> EXERCISE DETAILS:
Return each line of the material verbatim.

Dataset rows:
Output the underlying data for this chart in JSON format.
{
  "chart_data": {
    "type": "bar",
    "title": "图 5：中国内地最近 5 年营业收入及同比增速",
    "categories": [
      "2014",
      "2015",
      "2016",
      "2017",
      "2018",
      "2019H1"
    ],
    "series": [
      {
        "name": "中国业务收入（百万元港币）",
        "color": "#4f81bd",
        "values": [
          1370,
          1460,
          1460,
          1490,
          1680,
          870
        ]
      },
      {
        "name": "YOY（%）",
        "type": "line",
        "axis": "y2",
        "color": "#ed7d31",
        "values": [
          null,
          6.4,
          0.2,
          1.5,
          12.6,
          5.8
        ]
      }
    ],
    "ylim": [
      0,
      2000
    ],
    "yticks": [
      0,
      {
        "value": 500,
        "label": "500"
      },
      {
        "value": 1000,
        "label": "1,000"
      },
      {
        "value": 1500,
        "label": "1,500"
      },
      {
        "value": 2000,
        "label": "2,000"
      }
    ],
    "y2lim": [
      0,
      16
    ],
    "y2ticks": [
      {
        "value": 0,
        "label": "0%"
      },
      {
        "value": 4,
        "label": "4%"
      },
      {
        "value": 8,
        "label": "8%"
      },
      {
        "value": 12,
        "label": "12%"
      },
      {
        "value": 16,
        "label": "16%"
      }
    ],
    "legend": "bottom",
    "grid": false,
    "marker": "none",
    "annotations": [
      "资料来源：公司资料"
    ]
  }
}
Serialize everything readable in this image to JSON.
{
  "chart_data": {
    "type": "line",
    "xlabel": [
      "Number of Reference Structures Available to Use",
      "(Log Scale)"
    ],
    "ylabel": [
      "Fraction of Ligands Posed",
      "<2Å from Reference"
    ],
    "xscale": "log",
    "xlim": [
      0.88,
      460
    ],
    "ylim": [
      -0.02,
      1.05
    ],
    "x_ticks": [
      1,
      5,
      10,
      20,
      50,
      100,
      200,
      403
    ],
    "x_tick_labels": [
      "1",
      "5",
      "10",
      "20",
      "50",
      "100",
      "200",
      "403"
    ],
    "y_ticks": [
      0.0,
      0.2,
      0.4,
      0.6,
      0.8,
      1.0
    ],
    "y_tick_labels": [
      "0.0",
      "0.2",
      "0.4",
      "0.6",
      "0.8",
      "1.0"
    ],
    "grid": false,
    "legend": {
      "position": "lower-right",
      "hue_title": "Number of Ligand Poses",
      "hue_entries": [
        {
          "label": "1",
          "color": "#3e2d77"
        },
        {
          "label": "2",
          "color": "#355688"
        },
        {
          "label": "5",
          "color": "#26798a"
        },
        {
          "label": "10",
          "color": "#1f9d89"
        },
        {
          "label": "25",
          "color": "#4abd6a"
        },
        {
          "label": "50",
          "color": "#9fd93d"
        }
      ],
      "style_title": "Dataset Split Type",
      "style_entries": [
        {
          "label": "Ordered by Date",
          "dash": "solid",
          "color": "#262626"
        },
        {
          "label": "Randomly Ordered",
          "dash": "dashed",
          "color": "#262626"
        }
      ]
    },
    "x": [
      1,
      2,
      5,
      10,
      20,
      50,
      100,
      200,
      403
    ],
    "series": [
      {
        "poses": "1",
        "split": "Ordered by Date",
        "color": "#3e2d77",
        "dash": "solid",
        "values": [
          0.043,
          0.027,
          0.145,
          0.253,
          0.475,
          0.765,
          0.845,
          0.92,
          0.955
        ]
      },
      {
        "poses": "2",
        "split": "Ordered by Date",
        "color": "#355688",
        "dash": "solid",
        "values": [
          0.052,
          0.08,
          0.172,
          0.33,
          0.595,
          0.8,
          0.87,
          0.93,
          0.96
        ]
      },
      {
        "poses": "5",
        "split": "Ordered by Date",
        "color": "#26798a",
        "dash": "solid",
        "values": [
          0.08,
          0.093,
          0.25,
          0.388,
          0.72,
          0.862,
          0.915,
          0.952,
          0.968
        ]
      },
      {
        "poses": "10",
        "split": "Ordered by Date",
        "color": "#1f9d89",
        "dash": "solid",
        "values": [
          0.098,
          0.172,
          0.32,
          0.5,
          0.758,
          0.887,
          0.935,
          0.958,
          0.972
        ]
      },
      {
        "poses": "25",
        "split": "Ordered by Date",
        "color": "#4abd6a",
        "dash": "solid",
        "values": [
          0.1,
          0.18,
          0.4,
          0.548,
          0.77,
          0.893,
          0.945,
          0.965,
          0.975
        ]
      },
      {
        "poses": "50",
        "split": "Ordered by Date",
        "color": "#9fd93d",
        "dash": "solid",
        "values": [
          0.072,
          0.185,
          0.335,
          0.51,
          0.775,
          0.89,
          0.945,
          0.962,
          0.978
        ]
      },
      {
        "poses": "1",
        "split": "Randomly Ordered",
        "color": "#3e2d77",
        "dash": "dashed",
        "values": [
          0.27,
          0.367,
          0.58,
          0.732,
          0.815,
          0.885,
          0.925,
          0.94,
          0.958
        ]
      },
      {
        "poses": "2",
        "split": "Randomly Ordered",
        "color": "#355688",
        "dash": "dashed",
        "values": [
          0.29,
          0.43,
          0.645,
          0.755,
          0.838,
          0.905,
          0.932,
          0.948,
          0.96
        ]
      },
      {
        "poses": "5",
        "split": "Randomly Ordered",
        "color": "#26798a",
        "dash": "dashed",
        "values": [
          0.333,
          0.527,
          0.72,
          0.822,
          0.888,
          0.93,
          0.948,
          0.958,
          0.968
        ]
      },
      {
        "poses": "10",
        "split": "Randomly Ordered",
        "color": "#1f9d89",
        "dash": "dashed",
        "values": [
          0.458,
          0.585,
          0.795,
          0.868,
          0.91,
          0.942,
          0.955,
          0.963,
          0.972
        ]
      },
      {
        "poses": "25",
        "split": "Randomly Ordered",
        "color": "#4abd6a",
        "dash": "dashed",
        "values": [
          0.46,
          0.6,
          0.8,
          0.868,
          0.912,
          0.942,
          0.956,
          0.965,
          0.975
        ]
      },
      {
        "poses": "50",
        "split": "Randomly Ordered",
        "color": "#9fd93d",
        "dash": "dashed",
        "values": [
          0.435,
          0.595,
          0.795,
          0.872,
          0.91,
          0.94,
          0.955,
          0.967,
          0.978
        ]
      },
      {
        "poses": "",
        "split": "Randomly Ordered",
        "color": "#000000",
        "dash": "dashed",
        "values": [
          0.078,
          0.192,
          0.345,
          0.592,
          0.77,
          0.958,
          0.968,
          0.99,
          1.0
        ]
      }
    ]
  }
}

> WRITTEN SOLUTION:
Output the underlying data for this chart in JSON format.
{
  "chart_data": {
    "type": "bar",
    "title": "图 5：中国内地最近 5 年营业收入及同比增速",
    "categories": [
      "2014",
      "2015",
      "2016",
      "2017",
      "2018",
      "2019H1"
    ],
    "series": [
      {
        "name": "中国业务收入（百万元港币）",
        "color": "#4f81bd",
        "values": [
          1370,
          1460,
          1460,
          1490,
          1680,
          870
        ]
      },
      {
        "name": "YOY（%）",
        "type": "line",
        "axis": "y2",
        "color": "#ed7d31",
        "values": [
          null,
          6.4,
          0.2,
          1.5,
          12.6,
          5.8
        ]
      }
    ],
    "ylim": [
      0,
      2000
    ],
    "yticks": [
      0,
      {
        "value": 500,
        "label": "500"
      },
      {
        "value": 1000,
        "label": "1,000"
      },
      {
        "value": 1500,
        "label": "1,500"
      },
      {
        "value": 2000,
        "label": "2,000"
      }
    ],
    "y2lim": [
      0,
      16
    ],
    "y2ticks": [
      {
        "value": 0,
        "label": "0%"
      },
      {
        "value": 4,
        "label": "4%"
      },
      {
        "value": 8,
        "label": "8%"
      },
      {
        "value": 12,
        "label": "12%"
      },
      {
        "value": 16,
        "label": "16%"
      }
    ],
    "legend": "bottom",
    "grid": false,
    "marker": "none",
    "annotations": [
      "资料来源：公司资料"
    ]
  }
}
Serialize everything readable in this image to JSON.
{
  "chart_data": {
    "type": "line",
    "xlabel": [
      "Number of Reference Structures Available to Use",
      "(Log Scale)"
    ],
    "ylabel": [
      "Fraction of Ligands Posed",
      "<2Å from Reference"
    ],
    "xscale": "log",
    "xlim": [
      0.88,
      460
    ],
    "ylim": [
      -0.02,
      1.05
    ],
    "x_ticks": [
      1,
      5,
      10,
      20,
      50,
      100,
      200,
      403
    ],
    "x_tick_labels": [
      "1",
      "5",
      "10",
      "20",
      "50",
      "100",
      "200",
      "403"
    ],
    "y_ticks": [
      0.0,
      0.2,
      0.4,
      0.6,
      0.8,
      1.0
    ],
    "y_tick_labels": [
      "0.0",
      "0.2",
      "0.4",
      "0.6",
      "0.8",
      "1.0"
    ],
    "grid": false,
    "legend": {
      "position": "lower-right",
      "hue_title": "Number of Ligand Poses",
      "hue_entries": [
        {
          "label": "1",
          "color": "#3e2d77"
        },
        {
          "label": "2",
          "color": "#355688"
        },
        {
          "label": "5",
          "color": "#26798a"
        },
        {
          "label": "10",
          "color": "#1f9d89"
        },
        {
          "label": "25",
          "color": "#4abd6a"
        },
        {
          "label": "50",
          "color": "#9fd93d"
        }
      ],
      "style_title": "Dataset Split Type",
      "style_entries": [
        {
          "label": "Ordered by Date",
          "dash": "solid",
          "color": "#262626"
        },
        {
          "label": "Randomly Ordered",
          "dash": "dashed",
          "color": "#262626"
        }
      ]
    },
    "x": [
      1,
      2,
      5,
      10,
      20,
      50,
      100,
      200,
      403
    ],
    "series": [
      {
        "poses": "1",
        "split": "Ordered by Date",
        "color": "#3e2d77",
        "dash": "solid",
        "values": [
          0.043,
          0.027,
          0.145,
          0.253,
          0.475,
          0.765,
          0.845,
          0.92,
          0.955
        ]
      },
      {
        "poses": "2",
        "split": "Ordered by Date",
        "color": "#355688",
        "dash": "solid",
        "values": [
          0.052,
          0.08,
          0.172,
          0.33,
          0.595,
          0.8,
          0.87,
          0.93,
          0.96
        ]
      },
      {
        "poses": "5",
        "split": "Ordered by Date",
        "color": "#26798a",
        "dash": "solid",
        "values": [
          0.08,
          0.093,
          0.25,
          0.388,
          0.72,
          0.862,
          0.915,
          0.952,
          0.968
        ]
      },
      {
        "poses": "10",
        "split": "Ordered by Date",
        "color": "#1f9d89",
        "dash": "solid",
        "values": [
          0.098,
          0.172,
          0.32,
          0.5,
          0.758,
          0.887,
          0.935,
          0.958,
          0.972
        ]
      },
      {
        "poses": "25",
        "split": "Ordered by Date",
        "color": "#4abd6a",
        "dash": "solid",
        "values": [
          0.1,
          0.18,
          0.4,
          0.548,
          0.77,
          0.893,
          0.945,
          0.965,
          0.975
        ]
      },
      {
        "poses": "50",
        "split": "Ordered by Date",
        "color": "#9fd93d",
        "dash": "solid",
        "values": [
          0.072,
          0.185,
          0.335,
          0.51,
          0.775,
          0.89,
          0.945,
          0.962,
          0.978
        ]
      },
      {
        "poses": "1",
        "split": "Randomly Ordered",
        "color": "#3e2d77",
        "dash": "dashed",
        "values": [
          0.27,
          0.367,
          0.58,
          0.732,
          0.815,
          0.885,
          0.925,
          0.94,
          0.958
        ]
      },
      {
        "poses": "2",
        "split": "Randomly Ordered",
        "color": "#355688",
        "dash": "dashed",
        "values": [
          0.29,
          0.43,
          0.645,
          0.755,
          0.838,
          0.905,
          0.932,
          0.948,
          0.96
        ]
      },
      {
        "poses": "5",
        "split": "Randomly Ordered",
        "color": "#26798a",
        "dash": "dashed",
        "values": [
          0.333,
          0.527,
          0.72,
          0.822,
          0.888,
          0.93,
          0.948,
          0.958,
          0.968
        ]
      },
      {
        "poses": "10",
        "split": "Randomly Ordered",
        "color": "#1f9d89",
        "dash": "dashed",
        "values": [
          0.458,
          0.585,
          0.795,
          0.868,
          0.91,
          0.942,
          0.955,
          0.963,
          0.972
        ]
      },
      {
        "poses": "25",
        "split": "Randomly Ordered",
        "color": "#4abd6a",
        "dash": "dashed",
        "values": [
          0.46,
          0.6,
          0.8,
          0.868,
          0.912,
          0.942,
          0.956,
          0.965,
          0.975
        ]
      },
      {
        "poses": "50",
        "split": "Randomly Ordered",
        "color": "#9fd93d",
        "dash": "dashed",
        "values": [
          0.435,
          0.595,
          0.795,
          0.872,
          0.91,
          0.94,
          0.955,
          0.967,
          0.978
        ]
      },
      {
        "poses": "",
        "split": "Randomly Ordered",
        "color": "#000000",
        "dash": "dashed",
        "values": [
          0.078,
          0.192,
          0.345,
          0.592,
          0.77,
          0.958,
          0.968,
          0.99,
          1.0
        ]
      }
    ]
  }
}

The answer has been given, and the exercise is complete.